● **Your assignment**: Transcribe all of the data, leaving nothing out and changing nothing.

[Figure record extracts]
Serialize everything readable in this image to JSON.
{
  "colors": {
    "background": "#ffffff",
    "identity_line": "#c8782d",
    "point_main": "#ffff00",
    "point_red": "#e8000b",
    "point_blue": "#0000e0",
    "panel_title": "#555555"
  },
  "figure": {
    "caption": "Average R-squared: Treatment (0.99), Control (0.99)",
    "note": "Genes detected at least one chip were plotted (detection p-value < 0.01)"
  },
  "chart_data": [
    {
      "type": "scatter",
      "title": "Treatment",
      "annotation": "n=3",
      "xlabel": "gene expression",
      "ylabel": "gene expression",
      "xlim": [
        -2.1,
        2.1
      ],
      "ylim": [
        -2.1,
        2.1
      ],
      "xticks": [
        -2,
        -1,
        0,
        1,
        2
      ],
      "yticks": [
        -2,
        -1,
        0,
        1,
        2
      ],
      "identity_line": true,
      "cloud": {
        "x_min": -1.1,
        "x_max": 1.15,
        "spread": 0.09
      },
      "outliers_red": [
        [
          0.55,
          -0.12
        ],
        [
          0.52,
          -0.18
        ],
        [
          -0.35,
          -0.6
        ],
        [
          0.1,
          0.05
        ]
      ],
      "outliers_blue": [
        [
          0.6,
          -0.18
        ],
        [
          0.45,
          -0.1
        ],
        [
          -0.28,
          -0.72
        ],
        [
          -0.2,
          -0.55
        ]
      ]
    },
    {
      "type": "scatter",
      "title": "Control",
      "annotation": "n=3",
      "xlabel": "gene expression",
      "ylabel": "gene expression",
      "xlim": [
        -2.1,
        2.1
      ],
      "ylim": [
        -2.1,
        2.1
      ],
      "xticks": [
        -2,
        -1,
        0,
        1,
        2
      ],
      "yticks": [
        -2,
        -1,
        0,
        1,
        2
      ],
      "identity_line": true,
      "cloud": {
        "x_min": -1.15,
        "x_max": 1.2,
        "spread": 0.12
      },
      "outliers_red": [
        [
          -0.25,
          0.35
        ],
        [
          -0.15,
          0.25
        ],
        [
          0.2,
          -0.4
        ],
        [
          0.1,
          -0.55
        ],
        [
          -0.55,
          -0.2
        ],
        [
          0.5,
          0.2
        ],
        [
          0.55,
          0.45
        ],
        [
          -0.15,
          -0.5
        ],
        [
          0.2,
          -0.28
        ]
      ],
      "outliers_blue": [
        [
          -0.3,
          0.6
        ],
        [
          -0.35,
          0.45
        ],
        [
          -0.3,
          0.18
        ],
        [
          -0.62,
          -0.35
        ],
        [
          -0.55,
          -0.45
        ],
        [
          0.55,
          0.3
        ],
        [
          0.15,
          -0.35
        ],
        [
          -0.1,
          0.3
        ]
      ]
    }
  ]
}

● **Answer to the problem**:
Serialize everything readable in this image to JSON.
{
  "colors": {
    "background": "#ffffff",
    "identity_line": "#c8782d",
    "point_main": "#ffff00",
    "point_red": "#e8000b",
    "point_blue": "#0000e0",
    "panel_title": "#555555"
  },
  "figure": {
    "caption": "Average R-squared: Treatment (0.99), Control (0.99)",
    "note": "Genes detected at least one chip were plotted (detection p-value < 0.01)"
  },
  "chart_data": [
    {
      "type": "scatter",
      "title": "Treatment",
      "annotation": "n=3",
      "xlabel": "gene expression",
      "ylabel": "gene expression",
      "xlim": [
        -2.1,
        2.1
      ],
      "ylim": [
        -2.1,
        2.1
      ],
      "xticks": [
        -2,
        -1,
        0,
        1,
        2
      ],
      "yticks": [
        -2,
        -1,
        0,
        1,
        2
      ],
      "identity_line": true,
      "cloud": {
        "x_min": -1.1,
        "x_max": 1.15,
        "spread": 0.09
      },
      "outliers_red": [
        [
          0.55,
          -0.12
        ],
        [
          0.52,
          -0.18
        ],
        [
          -0.35,
          -0.6
        ],
        [
          0.1,
          0.05
        ]
      ],
      "outliers_blue": [
        [
          0.6,
          -0.18
        ],
        [
          0.45,
          -0.1
        ],
        [
          -0.28,
          -0.72
        ],
        [
          -0.2,
          -0.55
        ]
      ]
    },
    {
      "type": "scatter",
      "title": "Control",
      "annotation": "n=3",
      "xlabel": "gene expression",
      "ylabel": "gene expression",
      "xlim": [
        -2.1,
        2.1
      ],
      "ylim": [
        -2.1,
        2.1
      ],
      "xticks": [
        -2,
        -1,
        0,
        1,
        2
      ],
      "yticks": [
        -2,
        -1,
        0,
        1,
        2
      ],
      "identity_line": true,
      "cloud": {
        "x_min": -1.15,
        "x_max": 1.2,
        "spread": 0.12
      },
      "outliers_red": [
        [
          -0.25,
          0.35
        ],
        [
          -0.15,
          0.25
        ],
        [
          0.2,
          -0.4
        ],
        [
          0.1,
          -0.55
        ],
        [
          -0.55,
          -0.2
        ],
        [
          0.5,
          0.2
        ],
        [
          0.55,
          0.45
        ],
        [
          -0.15,
          -0.5
        ],
        [
          0.2,
          -0.28
        ]
      ],
      "outliers_blue": [
        [
          -0.3,
          0.6
        ],
        [
          -0.35,
          0.45
        ],
        [
          -0.3,
          0.18
        ],
        [
          -0.62,
          -0.35
        ],
        [
          -0.55,
          -0.45
        ],
        [
          0.55,
          0.3
        ],
        [
          0.15,
          -0.35
        ],
        [
          -0.1,
          0.3
        ]
      ]
    }
  ]
}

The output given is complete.